[start Extracted data]

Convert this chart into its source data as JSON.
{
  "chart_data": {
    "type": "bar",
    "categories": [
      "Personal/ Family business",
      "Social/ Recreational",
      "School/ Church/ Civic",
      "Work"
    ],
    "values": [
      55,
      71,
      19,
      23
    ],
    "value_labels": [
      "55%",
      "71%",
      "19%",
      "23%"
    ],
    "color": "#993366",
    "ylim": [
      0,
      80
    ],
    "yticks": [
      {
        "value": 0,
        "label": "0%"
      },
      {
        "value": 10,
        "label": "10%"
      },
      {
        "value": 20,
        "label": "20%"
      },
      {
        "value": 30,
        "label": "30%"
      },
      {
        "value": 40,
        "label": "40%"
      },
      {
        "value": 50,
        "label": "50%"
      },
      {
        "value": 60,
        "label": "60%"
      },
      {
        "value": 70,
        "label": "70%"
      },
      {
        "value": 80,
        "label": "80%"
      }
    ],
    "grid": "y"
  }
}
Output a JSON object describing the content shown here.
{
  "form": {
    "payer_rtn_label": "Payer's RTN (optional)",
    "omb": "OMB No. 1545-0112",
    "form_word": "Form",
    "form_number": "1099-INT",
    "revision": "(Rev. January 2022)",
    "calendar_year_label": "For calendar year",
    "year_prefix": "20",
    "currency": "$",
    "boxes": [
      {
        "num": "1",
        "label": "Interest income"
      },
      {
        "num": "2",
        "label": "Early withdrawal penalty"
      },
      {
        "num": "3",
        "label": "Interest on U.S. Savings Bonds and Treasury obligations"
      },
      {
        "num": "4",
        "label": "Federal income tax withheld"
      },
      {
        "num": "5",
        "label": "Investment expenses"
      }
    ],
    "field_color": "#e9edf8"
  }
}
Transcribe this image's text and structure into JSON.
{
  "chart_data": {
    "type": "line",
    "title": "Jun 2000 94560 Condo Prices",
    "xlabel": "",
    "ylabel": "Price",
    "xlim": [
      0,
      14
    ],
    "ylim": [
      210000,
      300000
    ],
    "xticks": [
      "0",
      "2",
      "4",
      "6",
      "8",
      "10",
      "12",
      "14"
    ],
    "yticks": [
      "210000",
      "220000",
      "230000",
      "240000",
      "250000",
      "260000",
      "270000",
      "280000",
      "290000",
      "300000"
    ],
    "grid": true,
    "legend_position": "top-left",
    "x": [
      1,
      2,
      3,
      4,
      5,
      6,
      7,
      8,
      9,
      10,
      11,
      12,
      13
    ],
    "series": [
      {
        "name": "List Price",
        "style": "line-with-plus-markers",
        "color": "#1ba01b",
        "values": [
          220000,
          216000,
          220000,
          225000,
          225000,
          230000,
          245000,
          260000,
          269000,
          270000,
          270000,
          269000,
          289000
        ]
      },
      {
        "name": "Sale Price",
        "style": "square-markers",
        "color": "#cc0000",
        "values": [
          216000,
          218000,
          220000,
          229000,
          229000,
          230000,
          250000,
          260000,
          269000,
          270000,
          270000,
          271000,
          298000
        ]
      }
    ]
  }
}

[end Extracted data]

#### Stated task:
Copy out every line from the data above that has "JSON" in it.

#### Response to the task:
Convert this chart into its source data as JSON.
Output a JSON object describing the content shown here.
Transcribe this image's text and structure into JSON.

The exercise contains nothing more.